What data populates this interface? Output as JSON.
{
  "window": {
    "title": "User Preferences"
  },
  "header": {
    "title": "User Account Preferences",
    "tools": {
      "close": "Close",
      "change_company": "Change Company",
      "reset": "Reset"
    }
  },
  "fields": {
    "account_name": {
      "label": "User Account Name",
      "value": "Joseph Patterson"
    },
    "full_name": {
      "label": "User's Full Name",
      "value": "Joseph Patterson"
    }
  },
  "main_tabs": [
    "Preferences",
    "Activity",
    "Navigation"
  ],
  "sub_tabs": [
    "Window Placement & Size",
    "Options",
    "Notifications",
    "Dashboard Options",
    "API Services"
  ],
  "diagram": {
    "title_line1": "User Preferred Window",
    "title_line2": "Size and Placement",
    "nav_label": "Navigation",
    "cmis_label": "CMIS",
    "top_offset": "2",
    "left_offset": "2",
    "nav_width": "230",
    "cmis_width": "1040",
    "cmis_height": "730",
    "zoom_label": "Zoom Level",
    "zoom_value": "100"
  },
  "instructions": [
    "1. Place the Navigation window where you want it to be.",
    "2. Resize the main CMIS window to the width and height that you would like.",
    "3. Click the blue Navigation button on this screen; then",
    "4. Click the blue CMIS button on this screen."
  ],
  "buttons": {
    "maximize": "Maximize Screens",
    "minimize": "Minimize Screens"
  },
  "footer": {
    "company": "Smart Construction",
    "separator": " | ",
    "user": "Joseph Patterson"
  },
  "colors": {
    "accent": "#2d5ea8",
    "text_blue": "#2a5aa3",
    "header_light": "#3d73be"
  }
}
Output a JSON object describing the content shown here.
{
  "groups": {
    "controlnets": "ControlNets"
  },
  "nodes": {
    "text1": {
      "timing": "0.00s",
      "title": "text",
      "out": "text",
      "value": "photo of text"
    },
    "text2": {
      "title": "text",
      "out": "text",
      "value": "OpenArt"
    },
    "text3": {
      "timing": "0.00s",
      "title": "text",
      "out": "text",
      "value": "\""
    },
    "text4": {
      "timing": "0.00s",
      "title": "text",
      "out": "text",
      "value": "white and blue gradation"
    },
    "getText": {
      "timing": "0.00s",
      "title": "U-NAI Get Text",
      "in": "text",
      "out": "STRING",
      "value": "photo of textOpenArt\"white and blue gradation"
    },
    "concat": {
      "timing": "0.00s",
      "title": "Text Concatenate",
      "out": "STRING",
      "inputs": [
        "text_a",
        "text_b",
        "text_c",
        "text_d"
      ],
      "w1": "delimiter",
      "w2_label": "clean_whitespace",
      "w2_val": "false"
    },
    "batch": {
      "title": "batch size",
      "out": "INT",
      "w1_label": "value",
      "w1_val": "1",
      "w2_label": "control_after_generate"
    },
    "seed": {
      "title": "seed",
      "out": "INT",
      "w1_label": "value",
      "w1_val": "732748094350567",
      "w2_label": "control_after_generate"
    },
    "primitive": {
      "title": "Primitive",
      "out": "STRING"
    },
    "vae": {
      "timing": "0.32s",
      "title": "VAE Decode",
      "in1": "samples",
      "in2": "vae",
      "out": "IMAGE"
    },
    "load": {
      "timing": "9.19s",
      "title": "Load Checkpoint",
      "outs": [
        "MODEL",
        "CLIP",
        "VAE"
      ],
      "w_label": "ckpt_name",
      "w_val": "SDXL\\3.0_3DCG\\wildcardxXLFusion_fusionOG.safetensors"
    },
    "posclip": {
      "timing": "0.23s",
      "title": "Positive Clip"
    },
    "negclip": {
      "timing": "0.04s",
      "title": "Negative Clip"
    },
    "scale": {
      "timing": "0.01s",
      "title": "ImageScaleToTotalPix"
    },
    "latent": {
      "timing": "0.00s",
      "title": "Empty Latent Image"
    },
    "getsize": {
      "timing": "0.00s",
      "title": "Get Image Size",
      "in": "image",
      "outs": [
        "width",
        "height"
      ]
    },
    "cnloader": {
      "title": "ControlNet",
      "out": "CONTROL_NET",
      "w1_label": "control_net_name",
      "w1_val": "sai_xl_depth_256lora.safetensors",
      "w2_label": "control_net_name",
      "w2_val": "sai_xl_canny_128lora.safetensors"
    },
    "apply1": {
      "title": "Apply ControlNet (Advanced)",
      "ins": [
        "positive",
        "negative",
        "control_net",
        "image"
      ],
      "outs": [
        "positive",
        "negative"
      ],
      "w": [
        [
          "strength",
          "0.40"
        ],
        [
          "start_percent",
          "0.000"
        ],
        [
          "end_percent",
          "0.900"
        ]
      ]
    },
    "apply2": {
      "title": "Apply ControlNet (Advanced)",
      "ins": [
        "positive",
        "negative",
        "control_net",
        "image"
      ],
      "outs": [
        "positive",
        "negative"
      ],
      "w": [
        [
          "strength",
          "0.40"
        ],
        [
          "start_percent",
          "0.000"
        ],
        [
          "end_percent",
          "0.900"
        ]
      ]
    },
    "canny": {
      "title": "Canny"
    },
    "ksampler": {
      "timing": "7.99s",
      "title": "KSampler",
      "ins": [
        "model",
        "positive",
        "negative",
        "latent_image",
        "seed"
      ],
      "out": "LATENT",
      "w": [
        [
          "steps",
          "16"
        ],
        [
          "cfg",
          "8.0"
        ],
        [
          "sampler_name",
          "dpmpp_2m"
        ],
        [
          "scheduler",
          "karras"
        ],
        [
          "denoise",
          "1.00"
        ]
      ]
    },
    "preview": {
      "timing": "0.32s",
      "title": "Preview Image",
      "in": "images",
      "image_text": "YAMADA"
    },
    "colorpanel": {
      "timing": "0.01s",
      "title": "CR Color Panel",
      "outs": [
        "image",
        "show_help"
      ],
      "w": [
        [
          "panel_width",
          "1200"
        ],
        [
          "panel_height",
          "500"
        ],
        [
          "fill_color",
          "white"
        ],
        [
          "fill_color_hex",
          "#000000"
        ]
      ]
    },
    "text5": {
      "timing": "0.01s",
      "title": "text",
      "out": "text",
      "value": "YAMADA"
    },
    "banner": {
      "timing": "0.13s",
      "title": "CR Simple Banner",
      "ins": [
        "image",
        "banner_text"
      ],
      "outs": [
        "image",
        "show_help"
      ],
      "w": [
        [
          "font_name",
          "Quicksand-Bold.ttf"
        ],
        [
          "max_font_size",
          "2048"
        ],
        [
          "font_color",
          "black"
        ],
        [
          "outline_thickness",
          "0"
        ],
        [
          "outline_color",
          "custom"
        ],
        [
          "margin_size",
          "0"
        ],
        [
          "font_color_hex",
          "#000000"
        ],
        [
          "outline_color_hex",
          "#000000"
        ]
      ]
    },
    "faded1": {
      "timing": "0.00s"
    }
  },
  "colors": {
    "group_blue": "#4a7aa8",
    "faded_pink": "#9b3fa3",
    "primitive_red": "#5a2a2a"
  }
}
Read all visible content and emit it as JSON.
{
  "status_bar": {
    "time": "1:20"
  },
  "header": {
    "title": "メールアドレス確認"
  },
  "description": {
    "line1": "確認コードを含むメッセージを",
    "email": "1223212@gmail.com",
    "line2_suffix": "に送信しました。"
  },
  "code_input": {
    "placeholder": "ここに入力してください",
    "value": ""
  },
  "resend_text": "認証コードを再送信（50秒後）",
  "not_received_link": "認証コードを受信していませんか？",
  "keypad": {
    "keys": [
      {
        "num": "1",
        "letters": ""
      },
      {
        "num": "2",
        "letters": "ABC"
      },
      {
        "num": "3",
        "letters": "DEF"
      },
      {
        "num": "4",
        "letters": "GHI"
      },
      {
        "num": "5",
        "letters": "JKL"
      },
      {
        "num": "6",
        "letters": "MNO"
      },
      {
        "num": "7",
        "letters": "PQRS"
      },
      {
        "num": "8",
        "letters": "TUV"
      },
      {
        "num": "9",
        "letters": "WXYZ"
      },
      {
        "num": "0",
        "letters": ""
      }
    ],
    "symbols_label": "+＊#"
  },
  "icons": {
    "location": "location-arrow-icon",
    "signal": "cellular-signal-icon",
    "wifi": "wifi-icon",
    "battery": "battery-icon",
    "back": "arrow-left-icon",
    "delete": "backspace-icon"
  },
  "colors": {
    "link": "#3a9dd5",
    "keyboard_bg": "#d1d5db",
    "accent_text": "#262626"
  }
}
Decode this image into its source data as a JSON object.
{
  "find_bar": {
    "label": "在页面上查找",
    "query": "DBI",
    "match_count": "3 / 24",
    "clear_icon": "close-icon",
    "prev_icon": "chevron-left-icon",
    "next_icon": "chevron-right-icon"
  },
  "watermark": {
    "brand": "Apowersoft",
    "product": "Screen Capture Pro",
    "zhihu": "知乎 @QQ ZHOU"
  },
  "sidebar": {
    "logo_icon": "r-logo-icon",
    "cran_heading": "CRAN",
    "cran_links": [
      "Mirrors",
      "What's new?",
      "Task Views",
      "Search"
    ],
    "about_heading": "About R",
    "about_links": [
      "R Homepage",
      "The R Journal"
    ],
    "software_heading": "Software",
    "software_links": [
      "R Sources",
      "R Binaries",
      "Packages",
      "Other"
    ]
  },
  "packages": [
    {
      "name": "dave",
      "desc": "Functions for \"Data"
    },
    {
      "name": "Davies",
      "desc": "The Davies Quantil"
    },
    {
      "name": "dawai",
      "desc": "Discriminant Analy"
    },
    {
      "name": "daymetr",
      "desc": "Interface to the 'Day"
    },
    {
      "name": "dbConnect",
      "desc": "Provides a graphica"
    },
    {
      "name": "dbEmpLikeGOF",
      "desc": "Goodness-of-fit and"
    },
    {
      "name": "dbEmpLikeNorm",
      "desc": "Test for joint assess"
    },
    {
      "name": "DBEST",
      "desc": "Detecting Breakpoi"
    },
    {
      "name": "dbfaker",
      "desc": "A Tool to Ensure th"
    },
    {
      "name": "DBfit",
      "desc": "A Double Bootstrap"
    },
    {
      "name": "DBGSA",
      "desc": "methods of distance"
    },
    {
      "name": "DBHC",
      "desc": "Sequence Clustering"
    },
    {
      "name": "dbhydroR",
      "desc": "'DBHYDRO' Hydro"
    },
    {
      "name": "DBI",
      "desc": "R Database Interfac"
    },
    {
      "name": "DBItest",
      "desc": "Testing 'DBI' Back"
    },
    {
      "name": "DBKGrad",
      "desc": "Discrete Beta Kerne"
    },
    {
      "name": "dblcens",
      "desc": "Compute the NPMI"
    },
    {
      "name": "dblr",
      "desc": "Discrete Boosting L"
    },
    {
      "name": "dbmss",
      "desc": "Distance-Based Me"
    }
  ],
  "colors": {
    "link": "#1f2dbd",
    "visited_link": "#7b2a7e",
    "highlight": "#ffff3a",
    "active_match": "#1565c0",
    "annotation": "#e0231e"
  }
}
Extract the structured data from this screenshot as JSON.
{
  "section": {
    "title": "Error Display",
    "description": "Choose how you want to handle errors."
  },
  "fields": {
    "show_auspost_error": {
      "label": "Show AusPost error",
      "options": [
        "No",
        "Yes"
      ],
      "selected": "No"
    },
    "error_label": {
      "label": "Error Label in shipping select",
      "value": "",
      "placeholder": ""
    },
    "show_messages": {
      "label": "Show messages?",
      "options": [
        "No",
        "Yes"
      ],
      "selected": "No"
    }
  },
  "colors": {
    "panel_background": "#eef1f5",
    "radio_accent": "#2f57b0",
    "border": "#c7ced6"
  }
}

## SHORT TASK
From the entries above, collect every line with the string "Placement" in it.

## COMPLETE ANSWER
    "Window Placement & Size",
    "title_line2": "Size and Placement",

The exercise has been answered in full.